What you should do: Separate out the lines that hold "Philips".

Record list:

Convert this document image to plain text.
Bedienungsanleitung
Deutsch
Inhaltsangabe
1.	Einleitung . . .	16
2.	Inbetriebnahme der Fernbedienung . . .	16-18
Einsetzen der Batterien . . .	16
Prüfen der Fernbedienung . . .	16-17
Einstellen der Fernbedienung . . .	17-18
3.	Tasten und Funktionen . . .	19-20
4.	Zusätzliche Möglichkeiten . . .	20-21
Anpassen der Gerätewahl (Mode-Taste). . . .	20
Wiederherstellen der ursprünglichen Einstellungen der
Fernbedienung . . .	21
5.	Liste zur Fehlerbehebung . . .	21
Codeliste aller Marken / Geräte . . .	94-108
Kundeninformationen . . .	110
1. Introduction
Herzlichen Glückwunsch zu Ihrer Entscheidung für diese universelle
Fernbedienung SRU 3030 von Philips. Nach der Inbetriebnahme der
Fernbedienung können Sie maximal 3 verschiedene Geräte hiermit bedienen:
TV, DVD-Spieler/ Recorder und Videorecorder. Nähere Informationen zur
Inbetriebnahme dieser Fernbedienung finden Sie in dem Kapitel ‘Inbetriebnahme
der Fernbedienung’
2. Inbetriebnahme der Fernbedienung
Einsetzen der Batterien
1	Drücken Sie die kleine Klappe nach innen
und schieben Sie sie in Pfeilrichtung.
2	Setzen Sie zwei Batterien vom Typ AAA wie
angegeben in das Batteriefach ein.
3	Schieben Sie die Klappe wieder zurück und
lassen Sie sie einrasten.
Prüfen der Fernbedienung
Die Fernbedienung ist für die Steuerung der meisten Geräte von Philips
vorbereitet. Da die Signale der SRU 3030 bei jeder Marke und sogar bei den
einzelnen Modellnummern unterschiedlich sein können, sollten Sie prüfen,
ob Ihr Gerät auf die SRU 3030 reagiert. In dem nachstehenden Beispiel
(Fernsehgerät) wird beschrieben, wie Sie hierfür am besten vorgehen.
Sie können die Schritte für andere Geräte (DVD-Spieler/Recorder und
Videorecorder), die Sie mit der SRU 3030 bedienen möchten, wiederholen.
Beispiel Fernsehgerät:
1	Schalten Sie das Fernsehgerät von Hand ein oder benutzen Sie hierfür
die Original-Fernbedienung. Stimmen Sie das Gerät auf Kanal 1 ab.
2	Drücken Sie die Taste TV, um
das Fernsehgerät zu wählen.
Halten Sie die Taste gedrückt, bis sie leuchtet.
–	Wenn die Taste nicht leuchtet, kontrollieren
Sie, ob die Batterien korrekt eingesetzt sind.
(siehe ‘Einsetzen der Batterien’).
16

Output below:
Fernbedienung SRU 3030 von Philips. Nach der Inbetriebnahme der
Die Fernbedienung ist für die Steuerung der meisten Geräte von Philips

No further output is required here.